-- start RECORDED INFORMATION --

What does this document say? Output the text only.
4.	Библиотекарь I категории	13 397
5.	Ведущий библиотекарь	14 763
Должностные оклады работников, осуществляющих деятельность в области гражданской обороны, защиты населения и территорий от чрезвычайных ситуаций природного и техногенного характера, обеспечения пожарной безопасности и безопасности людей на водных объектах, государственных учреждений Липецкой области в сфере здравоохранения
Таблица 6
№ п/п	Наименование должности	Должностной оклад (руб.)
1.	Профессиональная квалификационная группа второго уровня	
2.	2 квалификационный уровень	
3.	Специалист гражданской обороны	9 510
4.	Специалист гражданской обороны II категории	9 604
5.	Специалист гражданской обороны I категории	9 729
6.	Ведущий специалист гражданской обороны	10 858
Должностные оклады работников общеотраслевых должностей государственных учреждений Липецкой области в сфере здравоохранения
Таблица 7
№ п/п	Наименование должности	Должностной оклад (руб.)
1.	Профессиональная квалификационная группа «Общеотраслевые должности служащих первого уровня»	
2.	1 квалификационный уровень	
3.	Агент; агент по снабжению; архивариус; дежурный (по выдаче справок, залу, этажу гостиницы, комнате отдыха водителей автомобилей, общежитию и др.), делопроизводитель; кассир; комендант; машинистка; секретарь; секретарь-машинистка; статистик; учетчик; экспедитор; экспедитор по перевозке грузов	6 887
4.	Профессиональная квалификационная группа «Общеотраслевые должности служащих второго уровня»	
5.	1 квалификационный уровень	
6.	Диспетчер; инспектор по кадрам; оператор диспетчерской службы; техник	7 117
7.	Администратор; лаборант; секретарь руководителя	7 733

-- end RECORDED INFORMATION --
-- start RECORDED INFORMATION --

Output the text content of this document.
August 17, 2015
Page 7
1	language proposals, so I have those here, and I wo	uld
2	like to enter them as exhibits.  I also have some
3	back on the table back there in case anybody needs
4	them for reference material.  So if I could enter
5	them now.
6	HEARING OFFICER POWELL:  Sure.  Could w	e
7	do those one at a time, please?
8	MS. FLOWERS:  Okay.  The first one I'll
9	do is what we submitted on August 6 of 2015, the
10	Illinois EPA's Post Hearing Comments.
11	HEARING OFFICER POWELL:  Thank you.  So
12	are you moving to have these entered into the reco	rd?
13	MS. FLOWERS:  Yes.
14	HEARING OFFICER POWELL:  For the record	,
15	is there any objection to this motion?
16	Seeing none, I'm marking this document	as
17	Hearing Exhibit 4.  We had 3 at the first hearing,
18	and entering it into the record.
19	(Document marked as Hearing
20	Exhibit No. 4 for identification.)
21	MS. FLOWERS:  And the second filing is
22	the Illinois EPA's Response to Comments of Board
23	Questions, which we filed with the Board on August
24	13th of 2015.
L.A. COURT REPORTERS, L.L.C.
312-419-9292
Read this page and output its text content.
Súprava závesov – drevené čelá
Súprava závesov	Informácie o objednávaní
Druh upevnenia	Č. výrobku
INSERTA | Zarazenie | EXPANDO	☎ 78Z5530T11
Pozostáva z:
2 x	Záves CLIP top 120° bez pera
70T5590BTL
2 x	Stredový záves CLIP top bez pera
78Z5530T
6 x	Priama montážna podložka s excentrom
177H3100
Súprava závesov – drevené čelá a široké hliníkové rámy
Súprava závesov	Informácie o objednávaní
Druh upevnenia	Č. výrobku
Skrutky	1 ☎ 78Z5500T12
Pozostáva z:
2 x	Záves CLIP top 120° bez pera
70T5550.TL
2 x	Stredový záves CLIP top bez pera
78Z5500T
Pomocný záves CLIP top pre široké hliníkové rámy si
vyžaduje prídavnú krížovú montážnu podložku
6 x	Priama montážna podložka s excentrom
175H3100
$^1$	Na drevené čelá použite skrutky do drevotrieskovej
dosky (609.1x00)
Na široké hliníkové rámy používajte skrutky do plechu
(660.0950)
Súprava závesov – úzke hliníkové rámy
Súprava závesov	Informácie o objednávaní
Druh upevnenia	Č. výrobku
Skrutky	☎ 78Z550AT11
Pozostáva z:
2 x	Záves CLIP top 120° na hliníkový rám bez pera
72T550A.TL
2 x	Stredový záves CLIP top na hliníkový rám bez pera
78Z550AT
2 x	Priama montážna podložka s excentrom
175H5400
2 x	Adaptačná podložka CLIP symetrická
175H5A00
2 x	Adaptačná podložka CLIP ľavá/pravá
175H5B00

-- end RECORDED INFORMATION --
-- start RECORDED INFORMATION --

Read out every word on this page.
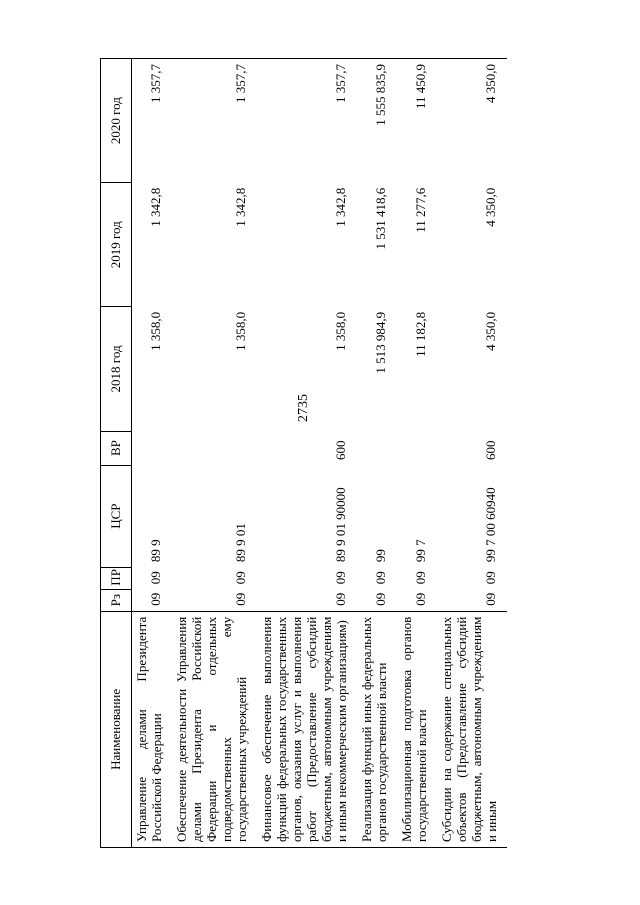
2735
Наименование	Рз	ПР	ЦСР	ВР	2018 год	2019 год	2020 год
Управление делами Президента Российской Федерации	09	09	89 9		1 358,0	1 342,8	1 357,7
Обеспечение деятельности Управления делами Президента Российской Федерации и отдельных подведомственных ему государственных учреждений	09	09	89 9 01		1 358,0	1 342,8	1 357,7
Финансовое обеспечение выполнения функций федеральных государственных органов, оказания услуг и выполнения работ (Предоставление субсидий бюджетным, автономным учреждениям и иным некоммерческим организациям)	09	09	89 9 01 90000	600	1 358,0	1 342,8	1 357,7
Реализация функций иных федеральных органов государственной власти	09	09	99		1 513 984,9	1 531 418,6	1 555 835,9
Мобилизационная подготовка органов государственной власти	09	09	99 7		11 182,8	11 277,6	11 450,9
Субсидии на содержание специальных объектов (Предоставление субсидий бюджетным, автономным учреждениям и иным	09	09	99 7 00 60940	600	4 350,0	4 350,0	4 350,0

-- end RECORDED INFORMATION --

> **REQUIREMENTS**
Determine the number of lines in the listing that hold the word "уровня", and supply that number and nothing further.

> **COMPLETED TASK**
3